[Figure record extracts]

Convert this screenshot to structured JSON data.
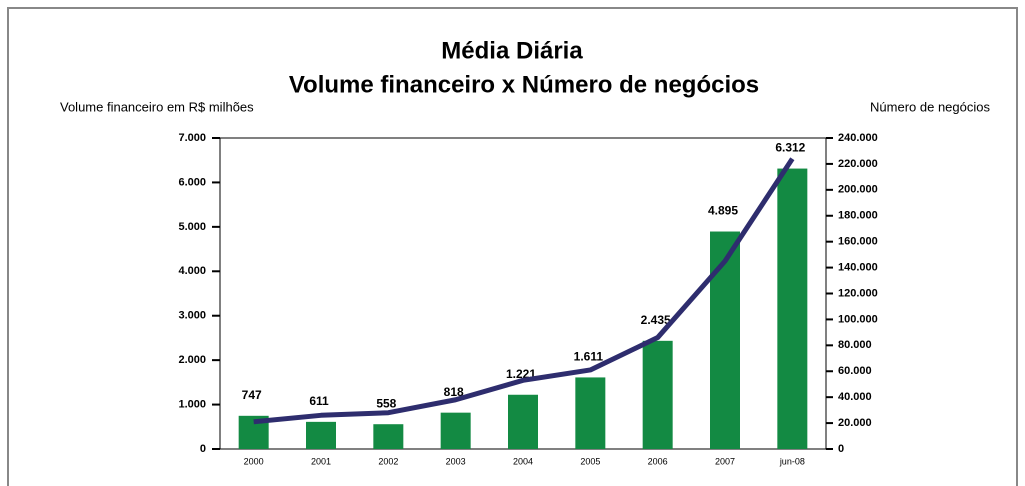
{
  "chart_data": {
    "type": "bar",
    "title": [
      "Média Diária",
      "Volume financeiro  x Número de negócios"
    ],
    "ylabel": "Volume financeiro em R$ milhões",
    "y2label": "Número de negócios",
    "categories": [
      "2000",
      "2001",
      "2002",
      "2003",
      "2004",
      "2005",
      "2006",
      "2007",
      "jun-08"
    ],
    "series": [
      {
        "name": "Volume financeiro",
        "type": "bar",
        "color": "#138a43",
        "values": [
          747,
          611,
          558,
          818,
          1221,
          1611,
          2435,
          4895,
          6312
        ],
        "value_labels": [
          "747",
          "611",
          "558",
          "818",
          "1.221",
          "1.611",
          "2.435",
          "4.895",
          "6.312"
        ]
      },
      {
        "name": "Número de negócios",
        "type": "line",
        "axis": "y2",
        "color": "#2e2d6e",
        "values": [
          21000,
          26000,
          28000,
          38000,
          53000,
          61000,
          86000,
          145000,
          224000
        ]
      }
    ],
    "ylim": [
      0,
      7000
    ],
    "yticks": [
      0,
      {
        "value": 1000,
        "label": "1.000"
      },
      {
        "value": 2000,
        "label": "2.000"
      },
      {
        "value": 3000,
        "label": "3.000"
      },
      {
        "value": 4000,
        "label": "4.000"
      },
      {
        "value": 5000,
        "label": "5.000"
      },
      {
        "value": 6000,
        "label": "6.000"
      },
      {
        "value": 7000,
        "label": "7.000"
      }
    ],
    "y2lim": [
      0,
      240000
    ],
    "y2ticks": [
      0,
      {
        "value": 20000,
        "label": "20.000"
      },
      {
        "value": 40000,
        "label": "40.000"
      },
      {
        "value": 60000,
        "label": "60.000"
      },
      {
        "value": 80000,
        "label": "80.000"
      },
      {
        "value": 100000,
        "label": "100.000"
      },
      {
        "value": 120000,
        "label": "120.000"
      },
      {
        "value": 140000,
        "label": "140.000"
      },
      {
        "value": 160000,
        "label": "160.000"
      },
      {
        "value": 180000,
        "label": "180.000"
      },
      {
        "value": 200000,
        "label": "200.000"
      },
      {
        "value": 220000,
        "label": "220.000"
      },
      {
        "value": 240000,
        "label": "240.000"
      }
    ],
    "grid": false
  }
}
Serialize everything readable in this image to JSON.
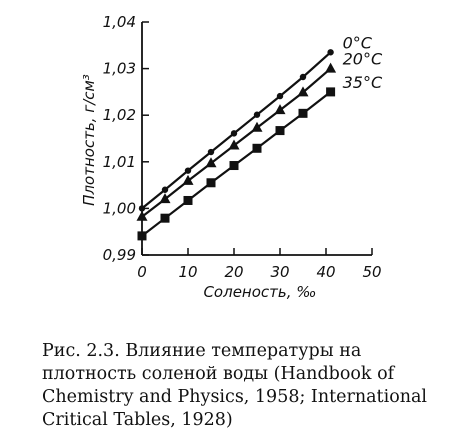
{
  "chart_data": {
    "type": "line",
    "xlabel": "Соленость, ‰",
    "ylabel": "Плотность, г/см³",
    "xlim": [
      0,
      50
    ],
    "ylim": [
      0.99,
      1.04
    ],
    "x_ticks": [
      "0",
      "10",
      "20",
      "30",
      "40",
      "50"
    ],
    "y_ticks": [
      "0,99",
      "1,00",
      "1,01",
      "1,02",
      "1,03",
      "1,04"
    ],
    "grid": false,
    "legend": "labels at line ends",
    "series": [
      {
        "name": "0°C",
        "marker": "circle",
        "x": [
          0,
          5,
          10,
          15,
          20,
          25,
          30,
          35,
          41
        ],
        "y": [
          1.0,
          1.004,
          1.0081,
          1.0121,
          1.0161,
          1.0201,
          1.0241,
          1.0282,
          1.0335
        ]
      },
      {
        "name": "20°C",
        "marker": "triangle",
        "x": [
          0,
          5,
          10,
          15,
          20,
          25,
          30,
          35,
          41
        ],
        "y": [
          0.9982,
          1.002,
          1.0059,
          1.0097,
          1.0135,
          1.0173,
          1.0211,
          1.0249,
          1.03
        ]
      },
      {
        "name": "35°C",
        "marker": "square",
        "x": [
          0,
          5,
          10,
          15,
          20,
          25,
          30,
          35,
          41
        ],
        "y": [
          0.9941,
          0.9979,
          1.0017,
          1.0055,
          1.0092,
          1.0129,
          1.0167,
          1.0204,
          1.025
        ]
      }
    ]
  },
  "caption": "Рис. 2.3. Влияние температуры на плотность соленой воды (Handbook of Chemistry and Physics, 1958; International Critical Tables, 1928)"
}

- _What is needed_
Your task is to quote exactly the lines from the one with "Serialize everything readable" through the end of the material, both included, without reproducing any pictures.

- _The reply_
Serialize everything readable in this image to JSON.
{
  "chart_data": {
    "type": "line",
    "xlabel": "Соленость, ‰",
    "ylabel": "Плотность, г/см³",
    "xlim": [
      0,
      50
    ],
    "ylim": [
      0.99,
      1.04
    ],
    "x_ticks": [
      "0",
      "10",
      "20",
      "30",
      "40",
      "50"
    ],
    "y_ticks": [
      "0,99",
      "1,00",
      "1,01",
      "1,02",
      "1,03",
      "1,04"
    ],
    "grid": false,
    "legend": "labels at line ends",
    "series": [
      {
        "name": "0°C",
        "marker": "circle",
        "x": [
          0,
          5,
          10,
          15,
          20,
          25,
          30,
          35,
          41
        ],
        "y": [
          1.0,
          1.004,
          1.0081,
          1.0121,
          1.0161,
          1.0201,
          1.0241,
          1.0282,
          1.0335
        ]
      },
      {
        "name": "20°C",
        "marker": "triangle",
        "x": [
          0,
          5,
          10,
          15,
          20,
          25,
          30,
          35,
          41
        ],
        "y": [
          0.9982,
          1.002,
          1.0059,
          1.0097,
          1.0135,
          1.0173,
          1.0211,
          1.0249,
          1.03
        ]
      },
      {
        "name": "35°C",
        "marker": "square",
        "x": [
          0,
          5,
          10,
          15,
          20,
          25,
          30,
          35,
          41
        ],
        "y": [
          0.9941,
          0.9979,
          1.0017,
          1.0055,
          1.0092,
          1.0129,
          1.0167,
          1.0204,
          1.025
        ]
      }
    ]
  },
  "caption": "Рис. 2.3. Влияние температуры на плотность соленой воды (Handbook of Chemistry and Physics, 1958; International Critical Tables, 1928)"
}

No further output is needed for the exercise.